start Given data
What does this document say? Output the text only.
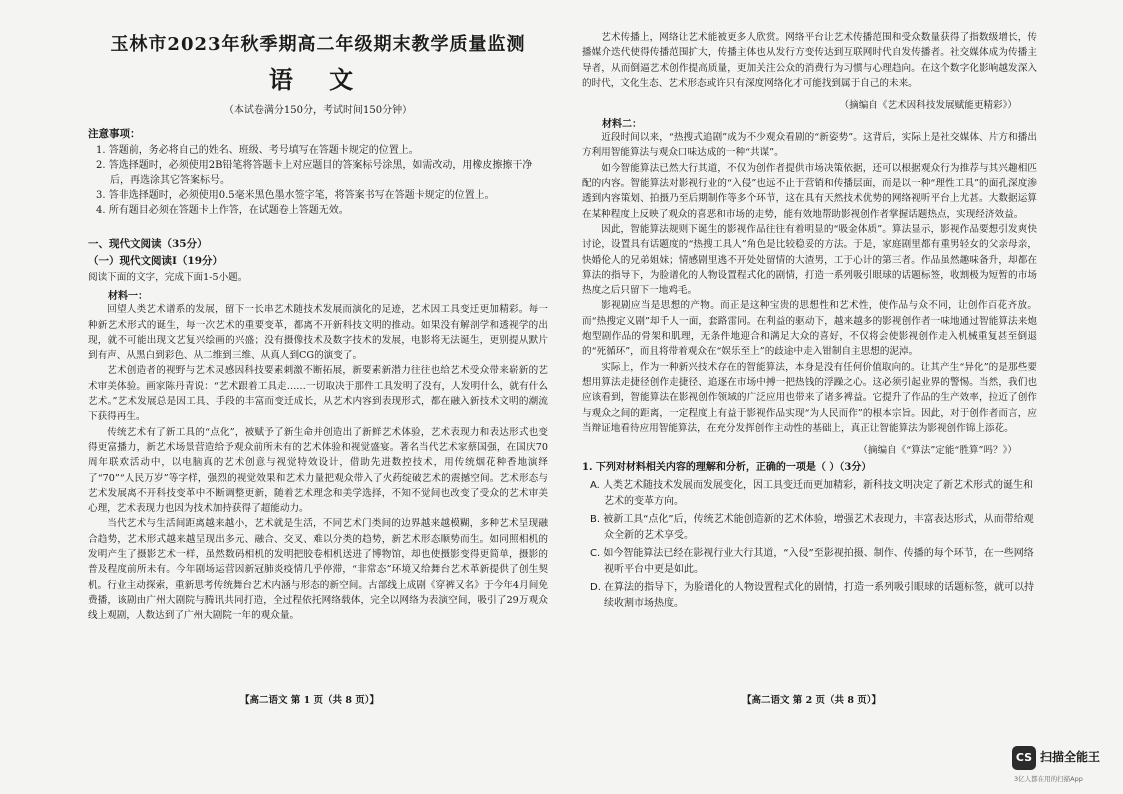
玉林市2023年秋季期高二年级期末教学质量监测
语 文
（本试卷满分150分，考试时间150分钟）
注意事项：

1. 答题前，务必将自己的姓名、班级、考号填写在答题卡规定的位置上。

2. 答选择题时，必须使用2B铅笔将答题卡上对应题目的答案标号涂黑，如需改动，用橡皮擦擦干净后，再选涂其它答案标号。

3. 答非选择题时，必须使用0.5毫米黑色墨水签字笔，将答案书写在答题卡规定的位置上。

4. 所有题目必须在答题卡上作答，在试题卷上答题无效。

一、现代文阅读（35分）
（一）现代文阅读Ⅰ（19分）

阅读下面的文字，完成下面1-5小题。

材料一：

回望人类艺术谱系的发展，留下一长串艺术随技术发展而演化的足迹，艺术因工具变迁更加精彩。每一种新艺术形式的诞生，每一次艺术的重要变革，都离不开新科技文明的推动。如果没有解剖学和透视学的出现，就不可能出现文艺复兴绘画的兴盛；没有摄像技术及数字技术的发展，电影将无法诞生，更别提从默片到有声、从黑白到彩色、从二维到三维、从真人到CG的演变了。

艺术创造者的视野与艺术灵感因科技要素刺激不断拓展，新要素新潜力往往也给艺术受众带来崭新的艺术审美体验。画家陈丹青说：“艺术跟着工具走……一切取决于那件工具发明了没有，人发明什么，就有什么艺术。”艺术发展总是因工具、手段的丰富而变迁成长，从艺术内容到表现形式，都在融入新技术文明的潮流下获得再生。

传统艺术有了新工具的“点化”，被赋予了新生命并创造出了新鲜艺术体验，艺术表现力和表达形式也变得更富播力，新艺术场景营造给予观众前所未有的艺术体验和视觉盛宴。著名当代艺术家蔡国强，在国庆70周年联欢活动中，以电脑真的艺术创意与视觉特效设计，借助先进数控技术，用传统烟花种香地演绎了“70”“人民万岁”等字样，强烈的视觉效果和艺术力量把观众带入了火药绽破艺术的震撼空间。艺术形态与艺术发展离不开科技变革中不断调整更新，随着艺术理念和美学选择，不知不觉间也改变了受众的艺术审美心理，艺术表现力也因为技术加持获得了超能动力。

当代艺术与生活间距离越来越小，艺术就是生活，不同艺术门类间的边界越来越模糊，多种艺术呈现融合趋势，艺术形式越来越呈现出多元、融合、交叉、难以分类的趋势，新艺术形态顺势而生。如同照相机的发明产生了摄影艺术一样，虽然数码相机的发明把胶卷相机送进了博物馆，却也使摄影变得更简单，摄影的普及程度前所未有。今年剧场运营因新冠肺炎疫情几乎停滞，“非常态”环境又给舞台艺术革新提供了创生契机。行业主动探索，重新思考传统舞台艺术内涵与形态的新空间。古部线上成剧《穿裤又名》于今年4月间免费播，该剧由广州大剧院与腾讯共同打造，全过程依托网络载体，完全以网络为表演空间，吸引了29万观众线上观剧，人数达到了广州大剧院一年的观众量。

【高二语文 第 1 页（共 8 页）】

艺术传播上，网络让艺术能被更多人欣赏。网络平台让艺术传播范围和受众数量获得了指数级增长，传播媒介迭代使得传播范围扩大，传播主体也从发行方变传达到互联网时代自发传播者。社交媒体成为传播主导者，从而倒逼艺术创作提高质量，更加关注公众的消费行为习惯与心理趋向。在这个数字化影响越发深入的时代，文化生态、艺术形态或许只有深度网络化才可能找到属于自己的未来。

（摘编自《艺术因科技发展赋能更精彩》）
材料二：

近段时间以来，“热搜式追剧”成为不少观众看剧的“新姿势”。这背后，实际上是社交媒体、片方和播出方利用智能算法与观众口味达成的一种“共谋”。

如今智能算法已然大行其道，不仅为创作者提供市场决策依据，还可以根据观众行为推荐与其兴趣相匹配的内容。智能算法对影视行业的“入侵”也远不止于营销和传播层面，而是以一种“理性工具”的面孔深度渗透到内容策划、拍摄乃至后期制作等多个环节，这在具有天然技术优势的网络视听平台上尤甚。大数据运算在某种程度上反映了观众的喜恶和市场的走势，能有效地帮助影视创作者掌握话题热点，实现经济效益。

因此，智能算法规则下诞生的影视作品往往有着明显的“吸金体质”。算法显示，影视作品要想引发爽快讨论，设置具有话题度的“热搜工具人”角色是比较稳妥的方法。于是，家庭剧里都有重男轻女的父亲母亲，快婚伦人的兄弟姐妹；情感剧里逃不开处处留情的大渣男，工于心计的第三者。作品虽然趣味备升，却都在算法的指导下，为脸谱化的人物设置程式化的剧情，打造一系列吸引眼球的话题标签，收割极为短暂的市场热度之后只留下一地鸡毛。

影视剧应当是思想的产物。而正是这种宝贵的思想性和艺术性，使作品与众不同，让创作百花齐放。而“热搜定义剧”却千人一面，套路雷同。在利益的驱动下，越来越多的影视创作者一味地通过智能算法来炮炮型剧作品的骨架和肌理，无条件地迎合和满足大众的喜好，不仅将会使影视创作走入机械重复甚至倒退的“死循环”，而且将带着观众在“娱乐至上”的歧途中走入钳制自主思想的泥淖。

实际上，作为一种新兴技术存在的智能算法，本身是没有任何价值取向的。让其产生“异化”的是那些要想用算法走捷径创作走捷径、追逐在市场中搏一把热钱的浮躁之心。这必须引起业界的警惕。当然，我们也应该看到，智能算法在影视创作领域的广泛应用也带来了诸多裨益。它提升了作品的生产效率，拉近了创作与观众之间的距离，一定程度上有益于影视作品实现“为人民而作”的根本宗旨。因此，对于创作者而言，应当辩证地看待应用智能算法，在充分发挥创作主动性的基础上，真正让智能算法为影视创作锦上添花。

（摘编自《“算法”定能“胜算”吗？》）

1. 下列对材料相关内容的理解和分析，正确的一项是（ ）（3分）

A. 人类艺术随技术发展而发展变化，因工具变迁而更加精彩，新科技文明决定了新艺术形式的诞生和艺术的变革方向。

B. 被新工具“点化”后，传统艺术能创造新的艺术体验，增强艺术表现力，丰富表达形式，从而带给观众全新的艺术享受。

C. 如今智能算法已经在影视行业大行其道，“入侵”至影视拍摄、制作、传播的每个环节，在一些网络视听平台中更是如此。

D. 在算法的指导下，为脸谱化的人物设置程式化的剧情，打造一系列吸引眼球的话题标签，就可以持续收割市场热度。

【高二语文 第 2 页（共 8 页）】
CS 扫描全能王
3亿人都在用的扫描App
end Given data
start Given data
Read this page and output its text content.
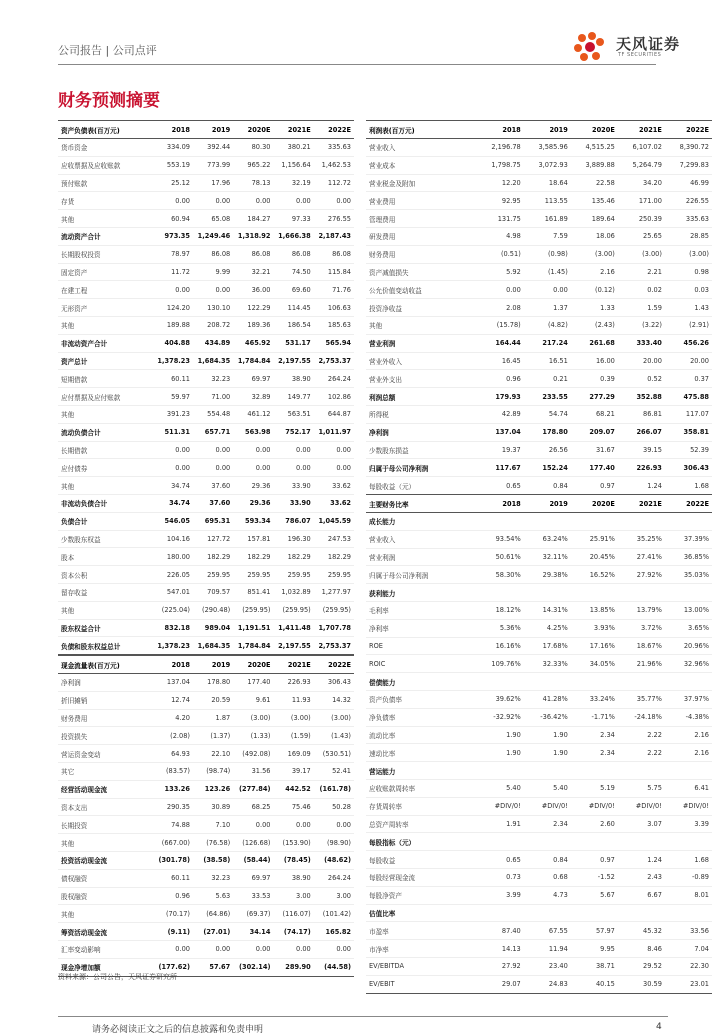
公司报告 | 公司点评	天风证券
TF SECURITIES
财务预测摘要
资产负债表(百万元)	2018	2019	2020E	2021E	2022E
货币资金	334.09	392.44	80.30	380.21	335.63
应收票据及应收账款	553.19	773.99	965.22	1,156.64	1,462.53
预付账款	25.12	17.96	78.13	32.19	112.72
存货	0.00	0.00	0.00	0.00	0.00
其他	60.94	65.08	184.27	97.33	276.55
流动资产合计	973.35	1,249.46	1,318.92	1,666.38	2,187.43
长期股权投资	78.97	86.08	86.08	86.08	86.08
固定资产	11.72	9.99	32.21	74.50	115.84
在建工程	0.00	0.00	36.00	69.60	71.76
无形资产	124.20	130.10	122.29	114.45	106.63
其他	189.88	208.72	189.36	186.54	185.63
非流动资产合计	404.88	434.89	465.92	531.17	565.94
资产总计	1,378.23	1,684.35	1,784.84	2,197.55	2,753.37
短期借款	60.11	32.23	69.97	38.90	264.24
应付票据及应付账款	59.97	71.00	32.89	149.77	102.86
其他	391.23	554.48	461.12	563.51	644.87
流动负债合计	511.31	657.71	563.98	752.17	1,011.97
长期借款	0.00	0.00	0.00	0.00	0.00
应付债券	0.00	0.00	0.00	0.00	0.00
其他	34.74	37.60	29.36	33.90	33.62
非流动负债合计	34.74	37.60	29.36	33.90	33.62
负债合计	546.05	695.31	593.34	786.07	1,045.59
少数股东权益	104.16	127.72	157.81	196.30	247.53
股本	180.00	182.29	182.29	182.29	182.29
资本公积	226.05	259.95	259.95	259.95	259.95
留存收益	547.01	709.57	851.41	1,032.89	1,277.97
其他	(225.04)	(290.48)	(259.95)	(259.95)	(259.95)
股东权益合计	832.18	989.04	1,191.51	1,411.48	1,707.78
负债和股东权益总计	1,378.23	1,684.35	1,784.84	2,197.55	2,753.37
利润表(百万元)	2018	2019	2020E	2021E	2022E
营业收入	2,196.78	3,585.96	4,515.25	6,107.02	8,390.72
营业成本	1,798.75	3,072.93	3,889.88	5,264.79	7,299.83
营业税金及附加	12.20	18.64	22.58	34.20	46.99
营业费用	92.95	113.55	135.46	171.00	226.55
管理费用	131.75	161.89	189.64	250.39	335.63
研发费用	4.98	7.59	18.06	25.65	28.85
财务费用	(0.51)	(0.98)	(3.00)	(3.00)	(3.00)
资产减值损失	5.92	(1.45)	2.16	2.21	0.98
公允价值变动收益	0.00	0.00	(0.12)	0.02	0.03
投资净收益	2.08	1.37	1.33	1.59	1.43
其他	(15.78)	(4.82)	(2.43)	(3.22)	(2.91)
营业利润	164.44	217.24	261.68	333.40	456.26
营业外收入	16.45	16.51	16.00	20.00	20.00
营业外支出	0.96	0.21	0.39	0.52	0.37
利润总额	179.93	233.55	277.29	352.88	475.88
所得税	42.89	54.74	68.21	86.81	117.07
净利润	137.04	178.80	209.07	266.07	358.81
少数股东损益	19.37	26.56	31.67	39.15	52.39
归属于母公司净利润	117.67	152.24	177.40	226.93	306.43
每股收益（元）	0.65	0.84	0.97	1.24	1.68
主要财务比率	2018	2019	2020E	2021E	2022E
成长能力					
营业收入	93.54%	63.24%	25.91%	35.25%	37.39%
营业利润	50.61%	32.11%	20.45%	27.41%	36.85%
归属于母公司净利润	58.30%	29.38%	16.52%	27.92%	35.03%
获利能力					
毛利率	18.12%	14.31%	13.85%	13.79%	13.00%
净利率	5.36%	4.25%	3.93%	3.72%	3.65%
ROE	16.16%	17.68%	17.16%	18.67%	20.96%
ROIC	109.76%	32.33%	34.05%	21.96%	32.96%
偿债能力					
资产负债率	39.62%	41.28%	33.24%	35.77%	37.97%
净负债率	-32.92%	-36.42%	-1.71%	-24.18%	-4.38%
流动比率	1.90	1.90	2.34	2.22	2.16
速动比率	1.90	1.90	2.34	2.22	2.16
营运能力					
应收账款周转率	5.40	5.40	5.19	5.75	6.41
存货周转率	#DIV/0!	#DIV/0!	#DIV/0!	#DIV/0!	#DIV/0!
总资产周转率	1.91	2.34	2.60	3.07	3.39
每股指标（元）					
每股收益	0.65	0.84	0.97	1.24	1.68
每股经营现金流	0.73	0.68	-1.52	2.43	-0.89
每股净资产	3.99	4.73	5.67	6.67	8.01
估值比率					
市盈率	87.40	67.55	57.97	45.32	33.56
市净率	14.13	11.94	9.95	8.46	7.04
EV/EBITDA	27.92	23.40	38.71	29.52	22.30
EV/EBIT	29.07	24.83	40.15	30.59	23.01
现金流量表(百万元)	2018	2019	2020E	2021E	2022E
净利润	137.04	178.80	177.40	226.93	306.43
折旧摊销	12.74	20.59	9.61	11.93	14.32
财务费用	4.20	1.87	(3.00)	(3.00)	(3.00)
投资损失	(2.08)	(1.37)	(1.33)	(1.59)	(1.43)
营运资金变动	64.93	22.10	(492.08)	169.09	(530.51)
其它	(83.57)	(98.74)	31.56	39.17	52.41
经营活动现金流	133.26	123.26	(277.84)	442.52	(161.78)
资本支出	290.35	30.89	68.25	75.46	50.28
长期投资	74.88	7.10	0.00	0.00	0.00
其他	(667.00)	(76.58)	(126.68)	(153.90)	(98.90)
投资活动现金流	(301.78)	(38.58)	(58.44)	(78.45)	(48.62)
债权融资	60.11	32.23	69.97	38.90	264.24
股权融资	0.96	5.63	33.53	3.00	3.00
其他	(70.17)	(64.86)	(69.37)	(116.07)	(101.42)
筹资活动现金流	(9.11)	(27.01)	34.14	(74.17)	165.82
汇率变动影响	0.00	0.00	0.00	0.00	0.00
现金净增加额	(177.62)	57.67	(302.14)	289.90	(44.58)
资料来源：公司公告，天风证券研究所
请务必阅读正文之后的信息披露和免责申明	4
end Given data
start Given data
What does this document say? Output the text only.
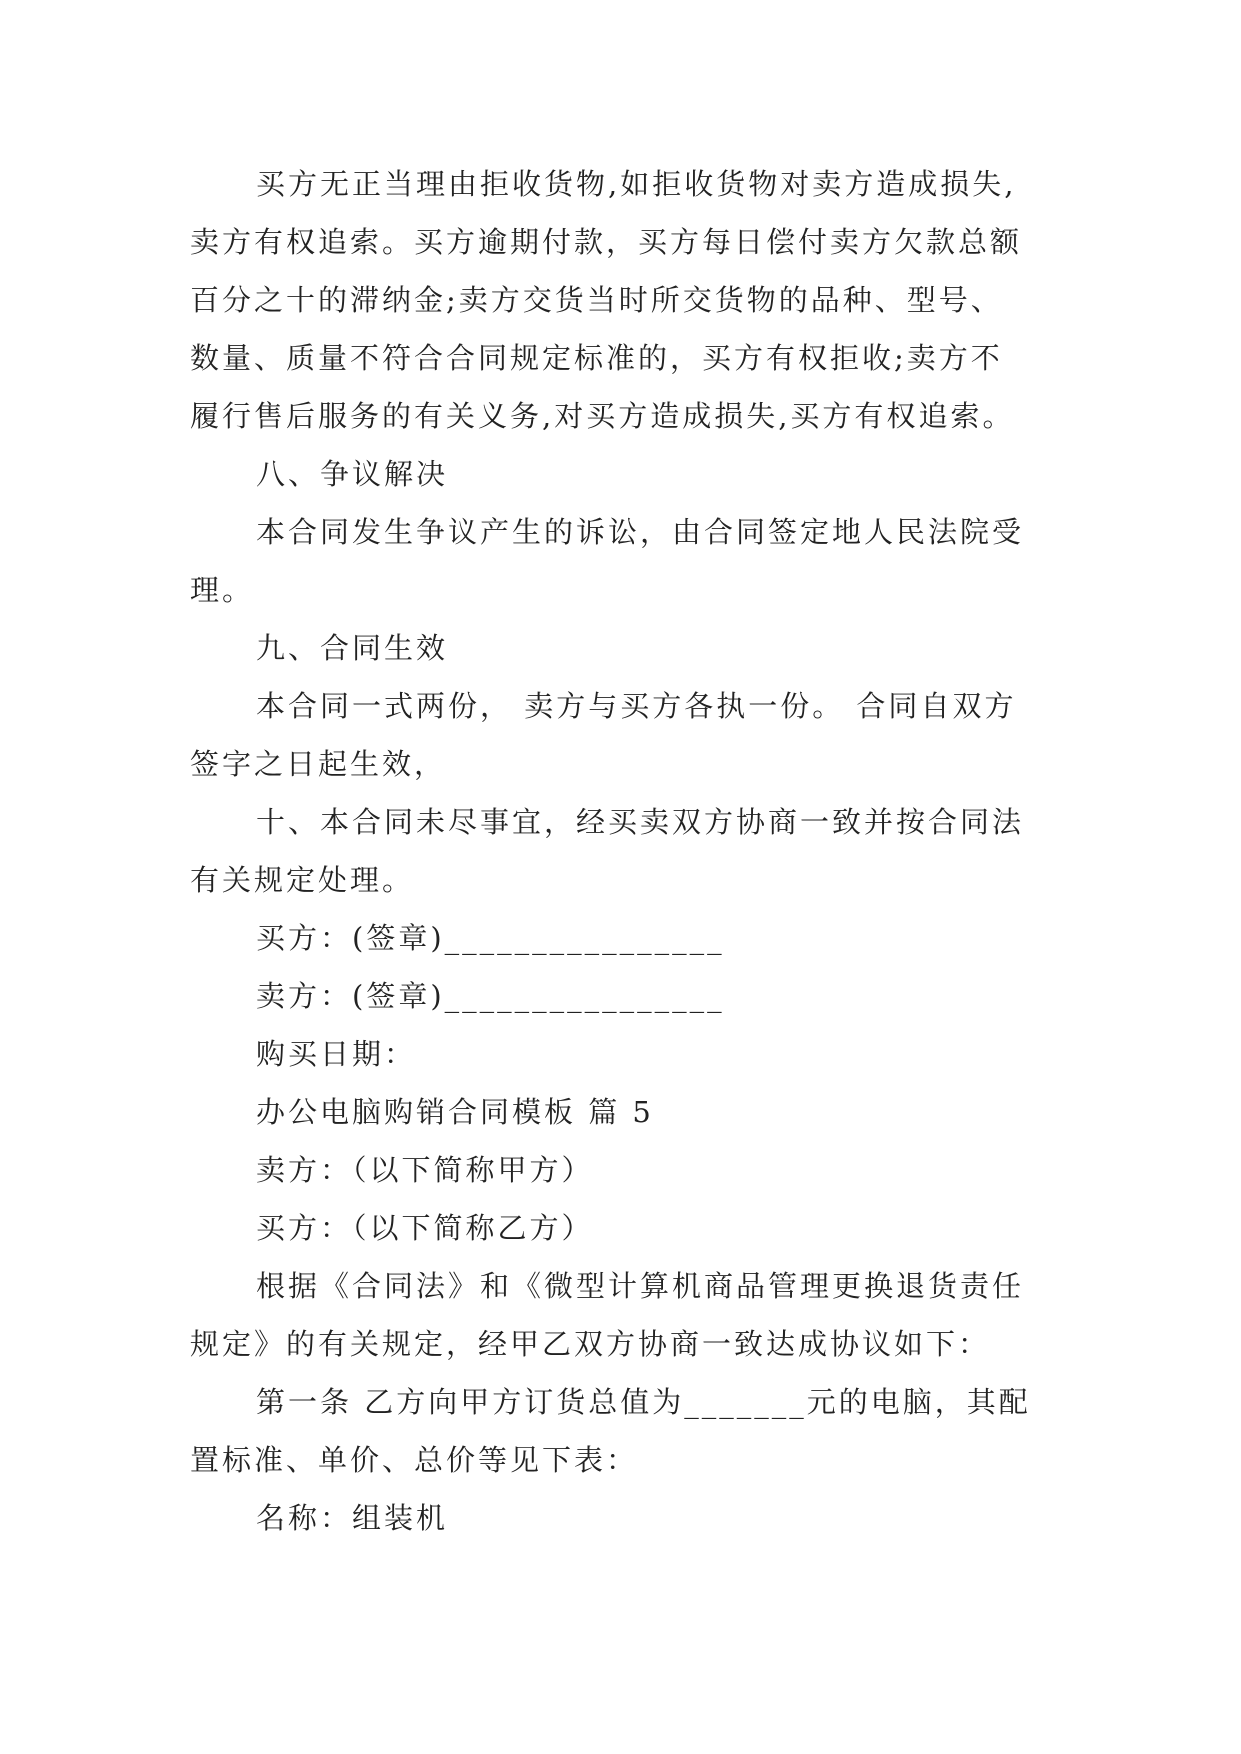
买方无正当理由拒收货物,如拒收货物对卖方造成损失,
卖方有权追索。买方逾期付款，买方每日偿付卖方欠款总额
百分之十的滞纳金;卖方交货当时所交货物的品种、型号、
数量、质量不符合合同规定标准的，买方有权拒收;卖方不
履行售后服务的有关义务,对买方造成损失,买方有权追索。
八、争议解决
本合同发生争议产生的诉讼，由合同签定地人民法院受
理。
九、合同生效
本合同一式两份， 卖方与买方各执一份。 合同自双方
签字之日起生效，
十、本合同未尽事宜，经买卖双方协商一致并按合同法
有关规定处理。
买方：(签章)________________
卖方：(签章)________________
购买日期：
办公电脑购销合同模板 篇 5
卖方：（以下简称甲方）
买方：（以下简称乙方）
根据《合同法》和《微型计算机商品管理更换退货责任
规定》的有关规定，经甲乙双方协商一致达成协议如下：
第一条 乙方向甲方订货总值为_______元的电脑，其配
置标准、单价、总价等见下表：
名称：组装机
end Given data
Task to complete: List all lines where "每股收益" occurs.

Written solution:
每股收益（元）	0.65	0.84	0.97	1.24	1.68
每股收益	0.65	0.84	0.97	1.24	1.68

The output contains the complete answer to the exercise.